#### Listed records
------------------------------------------------
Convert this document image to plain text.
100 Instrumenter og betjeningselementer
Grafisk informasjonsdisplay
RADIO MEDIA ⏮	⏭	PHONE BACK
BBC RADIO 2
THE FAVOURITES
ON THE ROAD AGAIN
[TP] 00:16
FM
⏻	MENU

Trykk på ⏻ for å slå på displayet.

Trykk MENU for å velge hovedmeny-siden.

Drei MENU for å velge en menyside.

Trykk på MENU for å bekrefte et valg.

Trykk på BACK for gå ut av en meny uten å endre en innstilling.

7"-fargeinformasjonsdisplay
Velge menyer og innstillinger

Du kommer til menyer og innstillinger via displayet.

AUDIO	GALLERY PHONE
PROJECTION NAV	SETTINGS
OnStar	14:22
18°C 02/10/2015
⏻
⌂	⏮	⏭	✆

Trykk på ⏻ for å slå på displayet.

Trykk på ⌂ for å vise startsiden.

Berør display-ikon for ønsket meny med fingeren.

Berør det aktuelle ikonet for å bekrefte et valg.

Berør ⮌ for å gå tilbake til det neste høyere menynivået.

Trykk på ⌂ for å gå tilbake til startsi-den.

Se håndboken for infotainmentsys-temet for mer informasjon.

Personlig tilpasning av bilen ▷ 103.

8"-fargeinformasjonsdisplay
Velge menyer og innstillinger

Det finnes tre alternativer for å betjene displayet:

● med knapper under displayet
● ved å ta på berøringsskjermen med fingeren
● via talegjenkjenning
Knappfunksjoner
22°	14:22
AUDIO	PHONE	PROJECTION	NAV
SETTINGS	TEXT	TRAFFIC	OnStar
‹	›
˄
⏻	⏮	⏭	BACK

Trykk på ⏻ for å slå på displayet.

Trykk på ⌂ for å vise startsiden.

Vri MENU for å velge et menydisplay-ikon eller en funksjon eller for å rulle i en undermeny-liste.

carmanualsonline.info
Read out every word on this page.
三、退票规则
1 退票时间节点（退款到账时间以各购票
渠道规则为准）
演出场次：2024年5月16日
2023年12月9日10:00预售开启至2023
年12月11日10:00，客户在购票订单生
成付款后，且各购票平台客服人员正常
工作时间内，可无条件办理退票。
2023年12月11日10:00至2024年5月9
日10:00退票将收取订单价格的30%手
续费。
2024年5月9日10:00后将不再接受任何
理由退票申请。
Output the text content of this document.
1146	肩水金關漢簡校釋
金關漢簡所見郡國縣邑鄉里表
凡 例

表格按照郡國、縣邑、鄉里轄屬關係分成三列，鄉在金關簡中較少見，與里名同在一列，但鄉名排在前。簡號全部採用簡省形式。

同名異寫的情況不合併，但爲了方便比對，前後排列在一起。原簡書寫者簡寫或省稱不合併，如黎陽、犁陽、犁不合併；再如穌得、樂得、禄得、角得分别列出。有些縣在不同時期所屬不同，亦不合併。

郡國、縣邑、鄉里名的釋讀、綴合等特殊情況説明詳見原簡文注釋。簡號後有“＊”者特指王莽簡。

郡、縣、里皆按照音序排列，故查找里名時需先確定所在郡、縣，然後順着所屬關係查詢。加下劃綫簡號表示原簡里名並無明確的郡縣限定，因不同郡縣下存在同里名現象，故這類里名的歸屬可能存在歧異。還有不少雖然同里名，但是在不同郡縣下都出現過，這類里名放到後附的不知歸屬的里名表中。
------------------------------------------------
#### What is being asked
For the string "AUDIO", count the lines of the entries above that include it; answer with the number only.

#### Expected output
2